— Begin DATA SHOWN —
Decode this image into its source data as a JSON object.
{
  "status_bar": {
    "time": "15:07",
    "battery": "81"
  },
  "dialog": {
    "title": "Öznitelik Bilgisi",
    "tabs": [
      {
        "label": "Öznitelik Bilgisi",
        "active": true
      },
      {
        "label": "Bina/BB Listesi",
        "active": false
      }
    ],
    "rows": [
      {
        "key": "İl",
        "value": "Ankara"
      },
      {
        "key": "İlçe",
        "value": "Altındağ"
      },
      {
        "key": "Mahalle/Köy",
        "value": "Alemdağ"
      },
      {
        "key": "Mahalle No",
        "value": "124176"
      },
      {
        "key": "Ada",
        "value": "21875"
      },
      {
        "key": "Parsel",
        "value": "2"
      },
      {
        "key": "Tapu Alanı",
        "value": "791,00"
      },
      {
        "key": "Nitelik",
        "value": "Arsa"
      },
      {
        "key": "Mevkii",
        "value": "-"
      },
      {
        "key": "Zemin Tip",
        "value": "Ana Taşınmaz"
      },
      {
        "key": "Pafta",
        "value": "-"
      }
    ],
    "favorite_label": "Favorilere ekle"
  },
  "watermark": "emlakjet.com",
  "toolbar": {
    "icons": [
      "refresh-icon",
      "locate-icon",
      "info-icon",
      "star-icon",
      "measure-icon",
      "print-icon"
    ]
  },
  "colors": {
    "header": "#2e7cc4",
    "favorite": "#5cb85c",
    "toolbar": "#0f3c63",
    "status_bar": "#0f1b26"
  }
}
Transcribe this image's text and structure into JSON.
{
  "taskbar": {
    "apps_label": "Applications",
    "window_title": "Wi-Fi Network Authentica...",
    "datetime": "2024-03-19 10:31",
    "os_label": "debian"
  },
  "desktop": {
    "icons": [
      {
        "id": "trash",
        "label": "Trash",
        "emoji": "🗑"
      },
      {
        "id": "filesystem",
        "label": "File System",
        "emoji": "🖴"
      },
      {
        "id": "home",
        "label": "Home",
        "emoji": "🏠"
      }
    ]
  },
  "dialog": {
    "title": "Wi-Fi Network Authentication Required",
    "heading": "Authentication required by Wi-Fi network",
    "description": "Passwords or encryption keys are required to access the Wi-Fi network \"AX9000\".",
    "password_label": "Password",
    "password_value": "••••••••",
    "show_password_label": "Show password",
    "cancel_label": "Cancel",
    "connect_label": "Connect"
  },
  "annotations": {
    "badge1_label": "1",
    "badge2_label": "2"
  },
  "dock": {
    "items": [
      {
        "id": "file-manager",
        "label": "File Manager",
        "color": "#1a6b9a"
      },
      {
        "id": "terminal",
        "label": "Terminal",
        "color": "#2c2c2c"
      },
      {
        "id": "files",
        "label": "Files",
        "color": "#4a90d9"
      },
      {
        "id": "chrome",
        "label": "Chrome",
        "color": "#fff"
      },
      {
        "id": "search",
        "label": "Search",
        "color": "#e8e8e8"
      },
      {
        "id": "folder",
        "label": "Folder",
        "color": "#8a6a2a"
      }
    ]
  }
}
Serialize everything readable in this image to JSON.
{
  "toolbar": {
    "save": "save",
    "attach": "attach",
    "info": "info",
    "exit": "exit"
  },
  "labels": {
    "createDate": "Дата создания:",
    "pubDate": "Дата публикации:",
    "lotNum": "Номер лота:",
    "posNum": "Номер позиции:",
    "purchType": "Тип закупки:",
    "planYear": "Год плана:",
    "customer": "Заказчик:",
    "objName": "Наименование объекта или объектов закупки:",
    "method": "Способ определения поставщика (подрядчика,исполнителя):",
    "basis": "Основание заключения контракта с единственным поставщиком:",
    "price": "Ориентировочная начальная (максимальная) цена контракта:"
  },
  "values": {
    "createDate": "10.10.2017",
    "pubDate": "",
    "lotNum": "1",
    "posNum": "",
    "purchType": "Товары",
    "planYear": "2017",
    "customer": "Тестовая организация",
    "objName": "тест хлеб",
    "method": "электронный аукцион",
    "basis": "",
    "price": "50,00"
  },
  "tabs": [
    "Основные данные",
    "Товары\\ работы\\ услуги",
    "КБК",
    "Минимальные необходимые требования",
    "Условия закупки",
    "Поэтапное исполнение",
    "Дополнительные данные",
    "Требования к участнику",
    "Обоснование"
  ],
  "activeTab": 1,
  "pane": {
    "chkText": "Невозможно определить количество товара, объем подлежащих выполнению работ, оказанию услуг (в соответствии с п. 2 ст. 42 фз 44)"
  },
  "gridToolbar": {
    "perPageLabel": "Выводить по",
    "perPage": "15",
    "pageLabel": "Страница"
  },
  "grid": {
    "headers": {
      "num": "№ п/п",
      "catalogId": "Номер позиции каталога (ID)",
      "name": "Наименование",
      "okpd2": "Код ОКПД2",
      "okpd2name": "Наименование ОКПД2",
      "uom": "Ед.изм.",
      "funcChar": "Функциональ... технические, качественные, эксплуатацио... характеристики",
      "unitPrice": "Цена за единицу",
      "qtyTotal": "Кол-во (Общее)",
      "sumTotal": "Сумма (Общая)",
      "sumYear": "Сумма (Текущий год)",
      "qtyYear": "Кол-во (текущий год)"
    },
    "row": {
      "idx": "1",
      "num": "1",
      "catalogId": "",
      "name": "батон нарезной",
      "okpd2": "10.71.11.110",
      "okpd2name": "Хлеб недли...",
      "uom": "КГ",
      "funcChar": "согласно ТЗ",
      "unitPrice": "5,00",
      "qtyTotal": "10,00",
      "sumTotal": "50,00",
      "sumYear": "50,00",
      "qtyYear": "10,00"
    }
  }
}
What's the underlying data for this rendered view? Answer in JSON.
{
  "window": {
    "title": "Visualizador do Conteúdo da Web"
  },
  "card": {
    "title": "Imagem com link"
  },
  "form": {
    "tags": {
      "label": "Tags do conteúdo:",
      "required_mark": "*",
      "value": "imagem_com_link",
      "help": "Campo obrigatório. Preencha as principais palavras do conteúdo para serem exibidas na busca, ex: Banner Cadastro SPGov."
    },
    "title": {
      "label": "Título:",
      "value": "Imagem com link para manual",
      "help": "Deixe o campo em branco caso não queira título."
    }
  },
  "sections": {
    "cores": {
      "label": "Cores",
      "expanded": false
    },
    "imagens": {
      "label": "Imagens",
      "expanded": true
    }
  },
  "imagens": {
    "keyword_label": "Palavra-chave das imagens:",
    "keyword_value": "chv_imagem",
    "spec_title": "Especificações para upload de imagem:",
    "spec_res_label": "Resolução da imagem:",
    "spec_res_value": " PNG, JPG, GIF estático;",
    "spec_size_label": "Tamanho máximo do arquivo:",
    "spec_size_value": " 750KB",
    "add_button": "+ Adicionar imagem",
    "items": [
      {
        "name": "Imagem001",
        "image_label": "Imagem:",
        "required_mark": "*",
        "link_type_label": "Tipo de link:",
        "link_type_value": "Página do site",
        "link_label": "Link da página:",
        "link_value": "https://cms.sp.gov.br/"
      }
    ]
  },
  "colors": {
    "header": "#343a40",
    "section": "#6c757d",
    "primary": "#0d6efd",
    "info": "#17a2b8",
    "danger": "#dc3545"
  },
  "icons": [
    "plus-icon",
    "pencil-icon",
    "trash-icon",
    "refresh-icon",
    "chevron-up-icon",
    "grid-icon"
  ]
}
— End DATA SHOWN —
#### DIRECTIVE
Write every entry out again exactly.

#### OUTPUT OF THE TASK
Decode this image into its source data as a JSON object.
{
  "status_bar": {
    "time": "15:07",
    "battery": "81"
  },
  "dialog": {
    "title": "Öznitelik Bilgisi",
    "tabs": [
      {
        "label": "Öznitelik Bilgisi",
        "active": true
      },
      {
        "label": "Bina/BB Listesi",
        "active": false
      }
    ],
    "rows": [
      {
        "key": "İl",
        "value": "Ankara"
      },
      {
        "key": "İlçe",
        "value": "Altındağ"
      },
      {
        "key": "Mahalle/Köy",
        "value": "Alemdağ"
      },
      {
        "key": "Mahalle No",
        "value": "124176"
      },
      {
        "key": "Ada",
        "value": "21875"
      },
      {
        "key": "Parsel",
        "value": "2"
      },
      {
        "key": "Tapu Alanı",
        "value": "791,00"
      },
      {
        "key": "Nitelik",
        "value": "Arsa"
      },
      {
        "key": "Mevkii",
        "value": "-"
      },
      {
        "key": "Zemin Tip",
        "value": "Ana Taşınmaz"
      },
      {
        "key": "Pafta",
        "value": "-"
      }
    ],
    "favorite_label": "Favorilere ekle"
  },
  "watermark": "emlakjet.com",
  "toolbar": {
    "icons": [
      "refresh-icon",
      "locate-icon",
      "info-icon",
      "star-icon",
      "measure-icon",
      "print-icon"
    ]
  },
  "colors": {
    "header": "#2e7cc4",
    "favorite": "#5cb85c",
    "toolbar": "#0f3c63",
    "status_bar": "#0f1b26"
  }
}
Transcribe this image's text and structure into JSON.
{
  "taskbar": {
    "apps_label": "Applications",
    "window_title": "Wi-Fi Network Authentica...",
    "datetime": "2024-03-19 10:31",
    "os_label": "debian"
  },
  "desktop": {
    "icons": [
      {
        "id": "trash",
        "label": "Trash",
        "emoji": "🗑"
      },
      {
        "id": "filesystem",
        "label": "File System",
        "emoji": "🖴"
      },
      {
        "id": "home",
        "label": "Home",
        "emoji": "🏠"
      }
    ]
  },
  "dialog": {
    "title": "Wi-Fi Network Authentication Required",
    "heading": "Authentication required by Wi-Fi network",
    "description": "Passwords or encryption keys are required to access the Wi-Fi network \"AX9000\".",
    "password_label": "Password",
    "password_value": "••••••••",
    "show_password_label": "Show password",
    "cancel_label": "Cancel",
    "connect_label": "Connect"
  },
  "annotations": {
    "badge1_label": "1",
    "badge2_label": "2"
  },
  "dock": {
    "items": [
      {
        "id": "file-manager",
        "label": "File Manager",
        "color": "#1a6b9a"
      },
      {
        "id": "terminal",
        "label": "Terminal",
        "color": "#2c2c2c"
      },
      {
        "id": "files",
        "label": "Files",
        "color": "#4a90d9"
      },
      {
        "id": "chrome",
        "label": "Chrome",
        "color": "#fff"
      },
      {
        "id": "search",
        "label": "Search",
        "color": "#e8e8e8"
      },
      {
        "id": "folder",
        "label": "Folder",
        "color": "#8a6a2a"
      }
    ]
  }
}
Serialize everything readable in this image to JSON.
{
  "toolbar": {
    "save": "save",
    "attach": "attach",
    "info": "info",
    "exit": "exit"
  },
  "labels": {
    "createDate": "Дата создания:",
    "pubDate": "Дата публикации:",
    "lotNum": "Номер лота:",
    "posNum": "Номер позиции:",
    "purchType": "Тип закупки:",
    "planYear": "Год плана:",
    "customer": "Заказчик:",
    "objName": "Наименование объекта или объектов закупки:",
    "method": "Способ определения поставщика (подрядчика,исполнителя):",
    "basis": "Основание заключения контракта с единственным поставщиком:",
    "price": "Ориентировочная начальная (максимальная) цена контракта:"
  },
  "values": {
    "createDate": "10.10.2017",
    "pubDate": "",
    "lotNum": "1",
    "posNum": "",
    "purchType": "Товары",
    "planYear": "2017",
    "customer": "Тестовая организация",
    "objName": "тест хлеб",
    "method": "электронный аукцион",
    "basis": "",
    "price": "50,00"
  },
  "tabs": [
    "Основные данные",
    "Товары\\ работы\\ услуги",
    "КБК",
    "Минимальные необходимые требования",
    "Условия закупки",
    "Поэтапное исполнение",
    "Дополнительные данные",
    "Требования к участнику",
    "Обоснование"
  ],
  "activeTab": 1,
  "pane": {
    "chkText": "Невозможно определить количество товара, объем подлежащих выполнению работ, оказанию услуг (в соответствии с п. 2 ст. 42 фз 44)"
  },
  "gridToolbar": {
    "perPageLabel": "Выводить по",
    "perPage": "15",
    "pageLabel": "Страница"
  },
  "grid": {
    "headers": {
      "num": "№ п/п",
      "catalogId": "Номер позиции каталога (ID)",
      "name": "Наименование",
      "okpd2": "Код ОКПД2",
      "okpd2name": "Наименование ОКПД2",
      "uom": "Ед.изм.",
      "funcChar": "Функциональ... технические, качественные, эксплуатацио... характеристики",
      "unitPrice": "Цена за единицу",
      "qtyTotal": "Кол-во (Общее)",
      "sumTotal": "Сумма (Общая)",
      "sumYear": "Сумма (Текущий год)",
      "qtyYear": "Кол-во (текущий год)"
    },
    "row": {
      "idx": "1",
      "num": "1",
      "catalogId": "",
      "name": "батон нарезной",
      "okpd2": "10.71.11.110",
      "okpd2name": "Хлеб недли...",
      "uom": "КГ",
      "funcChar": "согласно ТЗ",
      "unitPrice": "5,00",
      "qtyTotal": "10,00",
      "sumTotal": "50,00",
      "sumYear": "50,00",
      "qtyYear": "10,00"
    }
  }
}
What's the underlying data for this rendered view? Answer in JSON.
{
  "window": {
    "title": "Visualizador do Conteúdo da Web"
  },
  "card": {
    "title": "Imagem com link"
  },
  "form": {
    "tags": {
      "label": "Tags do conteúdo:",
      "required_mark": "*",
      "value": "imagem_com_link",
      "help": "Campo obrigatório. Preencha as principais palavras do conteúdo para serem exibidas na busca, ex: Banner Cadastro SPGov."
    },
    "title": {
      "label": "Título:",
      "value": "Imagem com link para manual",
      "help": "Deixe o campo em branco caso não queira título."
    }
  },
  "sections": {
    "cores": {
      "label": "Cores",
      "expanded": false
    },
    "imagens": {
      "label": "Imagens",
      "expanded": true
    }
  },
  "imagens": {
    "keyword_label": "Palavra-chave das imagens:",
    "keyword_value": "chv_imagem",
    "spec_title": "Especificações para upload de imagem:",
    "spec_res_label": "Resolução da imagem:",
    "spec_res_value": " PNG, JPG, GIF estático;",
    "spec_size_label": "Tamanho máximo do arquivo:",
    "spec_size_value": " 750KB",
    "add_button": "+ Adicionar imagem",
    "items": [
      {
        "name": "Imagem001",
        "image_label": "Imagem:",
        "required_mark": "*",
        "link_type_label": "Tipo de link:",
        "link_type_value": "Página do site",
        "link_label": "Link da página:",
        "link_value": "https://cms.sp.gov.br/"
      }
    ]
  },
  "colors": {
    "header": "#343a40",
    "section": "#6c757d",
    "primary": "#0d6efd",
    "info": "#17a2b8",
    "danger": "#dc3545"
  },
  "icons": [
    "plus-icon",
    "pencil-icon",
    "trash-icon",
    "refresh-icon",
    "chevron-up-icon",
    "grid-icon"
  ]
}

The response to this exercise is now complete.